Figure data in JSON
++++++++

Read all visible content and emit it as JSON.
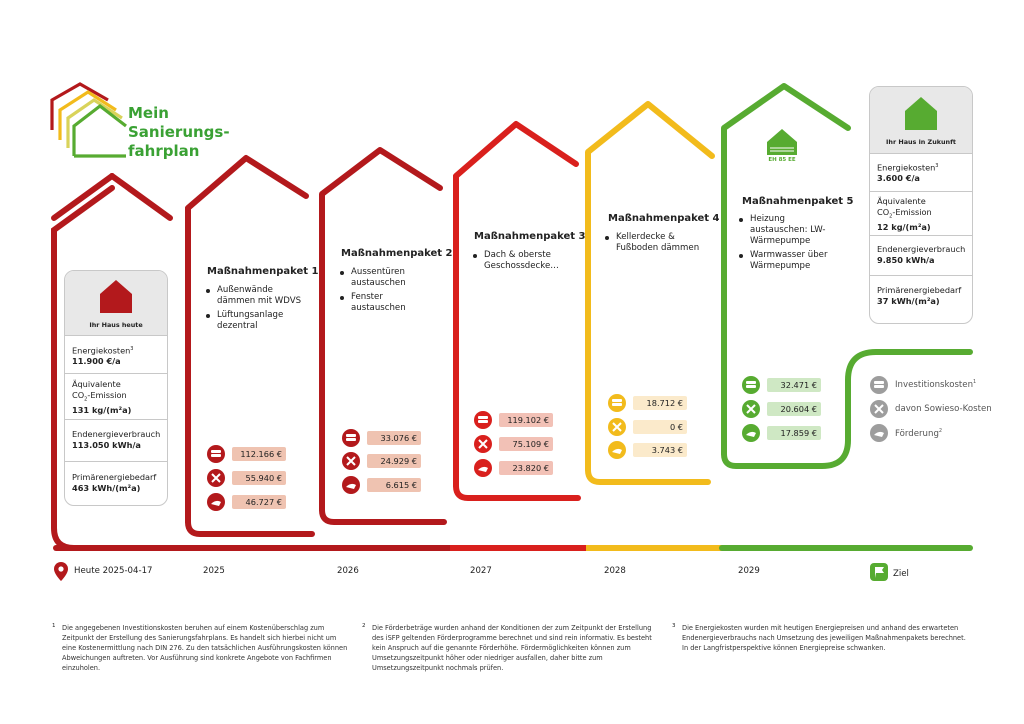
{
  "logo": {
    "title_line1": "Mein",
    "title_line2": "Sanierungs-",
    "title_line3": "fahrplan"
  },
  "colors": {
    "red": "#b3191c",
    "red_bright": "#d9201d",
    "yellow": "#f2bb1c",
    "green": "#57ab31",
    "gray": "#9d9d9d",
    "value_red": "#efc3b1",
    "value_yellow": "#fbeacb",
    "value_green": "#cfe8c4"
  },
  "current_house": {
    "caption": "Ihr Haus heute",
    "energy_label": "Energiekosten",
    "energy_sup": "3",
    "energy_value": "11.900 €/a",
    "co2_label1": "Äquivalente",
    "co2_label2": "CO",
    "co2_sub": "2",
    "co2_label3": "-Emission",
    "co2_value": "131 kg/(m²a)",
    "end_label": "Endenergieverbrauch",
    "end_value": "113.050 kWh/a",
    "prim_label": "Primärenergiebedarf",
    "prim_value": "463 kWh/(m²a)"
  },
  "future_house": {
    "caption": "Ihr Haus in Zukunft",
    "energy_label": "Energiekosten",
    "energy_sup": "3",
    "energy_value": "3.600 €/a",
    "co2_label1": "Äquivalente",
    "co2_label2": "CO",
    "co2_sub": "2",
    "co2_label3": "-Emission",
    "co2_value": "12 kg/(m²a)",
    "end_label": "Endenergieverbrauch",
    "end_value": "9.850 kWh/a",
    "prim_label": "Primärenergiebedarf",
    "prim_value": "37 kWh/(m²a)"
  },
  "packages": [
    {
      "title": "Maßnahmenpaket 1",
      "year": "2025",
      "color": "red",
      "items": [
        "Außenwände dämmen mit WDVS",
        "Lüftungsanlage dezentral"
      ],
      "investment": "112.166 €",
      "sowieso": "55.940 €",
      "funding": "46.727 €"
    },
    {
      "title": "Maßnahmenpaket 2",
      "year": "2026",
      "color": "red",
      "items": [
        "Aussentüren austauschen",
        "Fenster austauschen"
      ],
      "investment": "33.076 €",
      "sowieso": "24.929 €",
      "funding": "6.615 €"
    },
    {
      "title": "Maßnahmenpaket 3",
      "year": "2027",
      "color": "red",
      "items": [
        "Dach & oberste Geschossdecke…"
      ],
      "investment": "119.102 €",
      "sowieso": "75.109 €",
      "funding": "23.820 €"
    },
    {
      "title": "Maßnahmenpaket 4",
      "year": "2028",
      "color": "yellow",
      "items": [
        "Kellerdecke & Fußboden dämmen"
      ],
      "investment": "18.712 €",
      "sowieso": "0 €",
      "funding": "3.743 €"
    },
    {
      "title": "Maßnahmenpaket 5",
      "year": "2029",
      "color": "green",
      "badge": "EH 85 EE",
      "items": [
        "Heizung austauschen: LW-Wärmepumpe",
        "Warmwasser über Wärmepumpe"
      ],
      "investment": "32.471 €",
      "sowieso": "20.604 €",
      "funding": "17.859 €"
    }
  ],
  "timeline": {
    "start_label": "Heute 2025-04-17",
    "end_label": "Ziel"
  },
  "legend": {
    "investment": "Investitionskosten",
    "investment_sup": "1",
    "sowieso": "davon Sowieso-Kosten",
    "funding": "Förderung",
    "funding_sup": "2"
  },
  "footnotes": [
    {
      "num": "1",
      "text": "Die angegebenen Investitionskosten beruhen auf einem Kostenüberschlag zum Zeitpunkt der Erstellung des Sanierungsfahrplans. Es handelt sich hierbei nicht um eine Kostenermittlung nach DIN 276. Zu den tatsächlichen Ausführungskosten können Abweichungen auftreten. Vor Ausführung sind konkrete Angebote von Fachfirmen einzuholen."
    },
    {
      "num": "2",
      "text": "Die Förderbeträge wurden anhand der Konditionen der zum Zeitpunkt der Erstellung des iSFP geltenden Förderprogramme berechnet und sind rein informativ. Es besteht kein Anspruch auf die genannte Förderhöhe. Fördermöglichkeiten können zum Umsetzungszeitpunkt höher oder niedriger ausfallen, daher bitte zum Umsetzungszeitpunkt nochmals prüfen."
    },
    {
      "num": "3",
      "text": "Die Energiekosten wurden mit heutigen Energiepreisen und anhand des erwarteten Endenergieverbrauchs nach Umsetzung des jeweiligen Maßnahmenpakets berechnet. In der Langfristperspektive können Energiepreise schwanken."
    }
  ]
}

++++++++

• **The request**: Check each line above for "berechnet" and return the ones that have it.

• **Worked answer**:
      "text": "Die Förderbeträge wurden anhand der Konditionen der zum Zeitpunkt der Erstellung des iSFP geltenden Förderprogramme berechnet und sind rein informativ. Es besteht kein Anspruch auf die genannte Förderhöhe. Fördermöglichkeiten können zum Umsetzungszeitpunkt höher oder niedriger ausfallen, daher bitte zum Umsetzungszeitpunkt nochmals prüfen."
      "text": "Die Energiekosten wurden mit heutigen Energiepreisen und anhand des erwarteten Endenergieverbrauchs nach Umsetzung des jeweiligen Maßnahmenpakets berechnet. In der Langfristperspektive können Energiepreise schwanken."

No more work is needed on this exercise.